[PROBLEM DESCRIPTION]: Transcribe every line, keeping it exact.

──────── DATASET CONTENT ────────

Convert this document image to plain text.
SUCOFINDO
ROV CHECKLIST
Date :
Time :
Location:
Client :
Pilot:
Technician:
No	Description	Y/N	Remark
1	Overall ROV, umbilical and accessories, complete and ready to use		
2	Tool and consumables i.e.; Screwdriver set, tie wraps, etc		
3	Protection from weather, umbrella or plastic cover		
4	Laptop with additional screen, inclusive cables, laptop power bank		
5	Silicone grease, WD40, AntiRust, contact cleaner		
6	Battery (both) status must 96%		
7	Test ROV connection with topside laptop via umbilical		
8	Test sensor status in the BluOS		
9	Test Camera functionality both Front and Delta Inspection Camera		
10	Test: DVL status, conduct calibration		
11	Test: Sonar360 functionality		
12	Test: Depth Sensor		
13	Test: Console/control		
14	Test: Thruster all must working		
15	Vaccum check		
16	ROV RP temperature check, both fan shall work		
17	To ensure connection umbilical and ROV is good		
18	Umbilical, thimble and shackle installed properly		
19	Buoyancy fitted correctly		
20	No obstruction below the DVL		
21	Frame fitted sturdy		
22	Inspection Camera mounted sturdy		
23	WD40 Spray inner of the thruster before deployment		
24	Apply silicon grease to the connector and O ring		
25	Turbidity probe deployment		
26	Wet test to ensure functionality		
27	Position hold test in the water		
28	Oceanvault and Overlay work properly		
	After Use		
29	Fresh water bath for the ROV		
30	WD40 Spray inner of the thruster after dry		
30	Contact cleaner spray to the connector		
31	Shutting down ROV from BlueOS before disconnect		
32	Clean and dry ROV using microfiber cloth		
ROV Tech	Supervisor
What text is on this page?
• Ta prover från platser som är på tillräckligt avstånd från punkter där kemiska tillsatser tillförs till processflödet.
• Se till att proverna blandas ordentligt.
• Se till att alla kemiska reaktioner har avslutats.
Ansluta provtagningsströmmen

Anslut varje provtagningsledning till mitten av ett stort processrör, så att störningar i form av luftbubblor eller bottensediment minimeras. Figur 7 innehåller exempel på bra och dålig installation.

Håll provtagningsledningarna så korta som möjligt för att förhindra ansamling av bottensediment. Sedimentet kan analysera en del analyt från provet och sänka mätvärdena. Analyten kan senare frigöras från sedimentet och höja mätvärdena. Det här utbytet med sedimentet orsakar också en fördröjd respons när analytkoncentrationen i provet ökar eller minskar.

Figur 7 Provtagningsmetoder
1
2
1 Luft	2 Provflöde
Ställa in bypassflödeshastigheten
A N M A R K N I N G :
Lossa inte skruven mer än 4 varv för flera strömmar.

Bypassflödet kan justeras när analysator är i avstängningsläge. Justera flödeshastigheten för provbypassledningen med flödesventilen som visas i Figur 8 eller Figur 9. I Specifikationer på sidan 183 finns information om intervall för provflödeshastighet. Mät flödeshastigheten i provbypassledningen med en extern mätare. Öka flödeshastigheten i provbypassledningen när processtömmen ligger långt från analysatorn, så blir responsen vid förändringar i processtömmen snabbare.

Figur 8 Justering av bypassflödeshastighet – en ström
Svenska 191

────────

[THE ANSWER]:
Convert this document image to plain text.
SUCOFINDO
ROV CHECKLIST
Date :
Time :
Location:
Client :
Pilot:
Technician:
No	Description	Y/N	Remark
1	Overall ROV, umbilical and accessories, complete and ready to use		
2	Tool and consumables i.e.; Screwdriver set, tie wraps, etc		
3	Protection from weather, umbrella or plastic cover		
4	Laptop with additional screen, inclusive cables, laptop power bank		
5	Silicone grease, WD40, AntiRust, contact cleaner		
6	Battery (both) status must 96%		
7	Test ROV connection with topside laptop via umbilical		
8	Test sensor status in the BluOS		
9	Test Camera functionality both Front and Delta Inspection Camera		
10	Test: DVL status, conduct calibration		
11	Test: Sonar360 functionality		
12	Test: Depth Sensor		
13	Test: Console/control		
14	Test: Thruster all must working		
15	Vaccum check		
16	ROV RP temperature check, both fan shall work		
17	To ensure connection umbilical and ROV is good		
18	Umbilical, thimble and shackle installed properly		
19	Buoyancy fitted correctly		
20	No obstruction below the DVL		
21	Frame fitted sturdy		
22	Inspection Camera mounted sturdy		
23	WD40 Spray inner of the thruster before deployment		
24	Apply silicon grease to the connector and O ring		
25	Turbidity probe deployment		
26	Wet test to ensure functionality		
27	Position hold test in the water		
28	Oceanvault and Overlay work properly		
	After Use		
29	Fresh water bath for the ROV		
30	WD40 Spray inner of the thruster after dry		
30	Contact cleaner spray to the connector		
31	Shutting down ROV from BlueOS before disconnect		
32	Clean and dry ROV using microfiber cloth		
ROV Tech	Supervisor
What text is on this page?
• Ta prover från platser som är på tillräckligt avstånd från punkter där kemiska tillsatser tillförs till processflödet.
• Se till att proverna blandas ordentligt.
• Se till att alla kemiska reaktioner har avslutats.
Ansluta provtagningsströmmen

Anslut varje provtagningsledning till mitten av ett stort processrör, så att störningar i form av luftbubblor eller bottensediment minimeras. Figur 7 innehåller exempel på bra och dålig installation.

Håll provtagningsledningarna så korta som möjligt för att förhindra ansamling av bottensediment. Sedimentet kan analysera en del analyt från provet och sänka mätvärdena. Analyten kan senare frigöras från sedimentet och höja mätvärdena. Det här utbytet med sedimentet orsakar också en fördröjd respons när analytkoncentrationen i provet ökar eller minskar.

Figur 7 Provtagningsmetoder
1
2
1 Luft	2 Provflöde
Ställa in bypassflödeshastigheten
A N M A R K N I N G :
Lossa inte skruven mer än 4 varv för flera strömmar.

Bypassflödet kan justeras när analysator är i avstängningsläge. Justera flödeshastigheten för provbypassledningen med flödesventilen som visas i Figur 8 eller Figur 9. I Specifikationer på sidan 183 finns information om intervall för provflödeshastighet. Mät flödeshastigheten i provbypassledningen med en extern mätare. Öka flödeshastigheten i provbypassledningen när processtömmen ligger långt från analysatorn, så blir responsen vid förändringar i processtömmen snabbare.

Figur 8 Justering av bypassflödeshastighet – en ström
Svenska 191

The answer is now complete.